Start of Given records

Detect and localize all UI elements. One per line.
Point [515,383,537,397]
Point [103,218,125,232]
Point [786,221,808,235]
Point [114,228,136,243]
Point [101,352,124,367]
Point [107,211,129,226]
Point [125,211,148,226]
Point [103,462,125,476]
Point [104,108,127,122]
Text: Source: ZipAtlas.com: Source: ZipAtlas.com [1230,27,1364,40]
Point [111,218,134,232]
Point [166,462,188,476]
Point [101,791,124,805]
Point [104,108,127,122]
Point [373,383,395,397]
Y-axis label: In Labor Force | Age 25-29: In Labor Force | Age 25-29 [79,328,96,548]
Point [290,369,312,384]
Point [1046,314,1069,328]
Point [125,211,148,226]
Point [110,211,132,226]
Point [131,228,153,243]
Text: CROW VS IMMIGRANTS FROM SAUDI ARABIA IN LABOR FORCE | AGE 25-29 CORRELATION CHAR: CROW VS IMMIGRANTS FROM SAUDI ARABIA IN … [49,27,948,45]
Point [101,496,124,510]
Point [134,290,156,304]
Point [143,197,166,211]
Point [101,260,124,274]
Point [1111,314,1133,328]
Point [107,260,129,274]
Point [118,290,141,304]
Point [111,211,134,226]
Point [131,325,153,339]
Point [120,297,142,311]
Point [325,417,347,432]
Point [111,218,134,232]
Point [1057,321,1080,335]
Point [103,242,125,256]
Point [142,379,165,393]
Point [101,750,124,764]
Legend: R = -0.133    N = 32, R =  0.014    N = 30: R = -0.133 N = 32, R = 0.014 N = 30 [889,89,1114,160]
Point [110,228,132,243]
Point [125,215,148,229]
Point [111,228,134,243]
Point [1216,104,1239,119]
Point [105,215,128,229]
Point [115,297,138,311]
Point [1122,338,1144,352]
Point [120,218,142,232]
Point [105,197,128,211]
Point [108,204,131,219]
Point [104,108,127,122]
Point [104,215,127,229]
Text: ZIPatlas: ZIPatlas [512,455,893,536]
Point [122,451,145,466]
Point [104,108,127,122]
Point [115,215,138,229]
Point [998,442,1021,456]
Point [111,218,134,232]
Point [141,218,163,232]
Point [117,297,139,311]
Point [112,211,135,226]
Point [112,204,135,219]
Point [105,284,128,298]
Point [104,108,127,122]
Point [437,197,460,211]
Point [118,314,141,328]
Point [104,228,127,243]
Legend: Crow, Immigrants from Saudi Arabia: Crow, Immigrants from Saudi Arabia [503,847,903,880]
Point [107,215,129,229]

End of Given records

● What you need to do: Update the material by changing every "Legend" to "Key" and leaving all other text unchanged.

● Exercise solution:
Detect and localize all UI elements. One per line.
Point [515,383,537,397]
Point [103,218,125,232]
Point [786,221,808,235]
Point [114,228,136,243]
Point [101,352,124,367]
Point [107,211,129,226]
Point [125,211,148,226]
Point [103,462,125,476]
Point [104,108,127,122]
Text: Source: ZipAtlas.com: Source: ZipAtlas.com [1230,27,1364,40]
Point [111,218,134,232]
Point [166,462,188,476]
Point [101,791,124,805]
Point [104,108,127,122]
Point [373,383,395,397]
Y-axis label: In Labor Force | Age 25-29: In Labor Force | Age 25-29 [79,328,96,548]
Point [290,369,312,384]
Point [1046,314,1069,328]
Point [125,211,148,226]
Point [110,211,132,226]
Point [131,228,153,243]
Text: CROW VS IMMIGRANTS FROM SAUDI ARABIA IN LABOR FORCE | AGE 25-29 CORRELATION CHAR: CROW VS IMMIGRANTS FROM SAUDI ARABIA IN … [49,27,948,45]
Point [101,496,124,510]
Point [134,290,156,304]
Point [143,197,166,211]
Point [101,260,124,274]
Point [1111,314,1133,328]
Point [107,260,129,274]
Point [118,290,141,304]
Point [111,211,134,226]
Point [131,325,153,339]
Point [120,297,142,311]
Point [325,417,347,432]
Point [111,218,134,232]
Point [1057,321,1080,335]
Point [103,242,125,256]
Point [142,379,165,393]
Point [101,750,124,764]
Key: R = -0.133    N = 32, R =  0.014    N = 30: R = -0.133 N = 32, R = 0.014 N = 30 [889,89,1114,160]
Point [110,228,132,243]
Point [125,215,148,229]
Point [111,228,134,243]
Point [1216,104,1239,119]
Point [105,215,128,229]
Point [115,297,138,311]
Point [1122,338,1144,352]
Point [120,218,142,232]
Point [105,197,128,211]
Point [108,204,131,219]
Point [104,108,127,122]
Point [104,215,127,229]
Text: ZIPatlas: ZIPatlas [512,455,893,536]
Point [122,451,145,466]
Point [104,108,127,122]
Point [115,215,138,229]
Point [998,442,1021,456]
Point [111,218,134,232]
Point [141,218,163,232]
Point [117,297,139,311]
Point [112,211,135,226]
Point [112,204,135,219]
Point [105,284,128,298]
Point [104,108,127,122]
Point [437,197,460,211]
Point [118,314,141,328]
Point [104,228,127,243]
Key: Crow, Immigrants from Saudi Arabia: Crow, Immigrants from Saudi Arabia [503,847,903,880]
Point [107,215,129,229]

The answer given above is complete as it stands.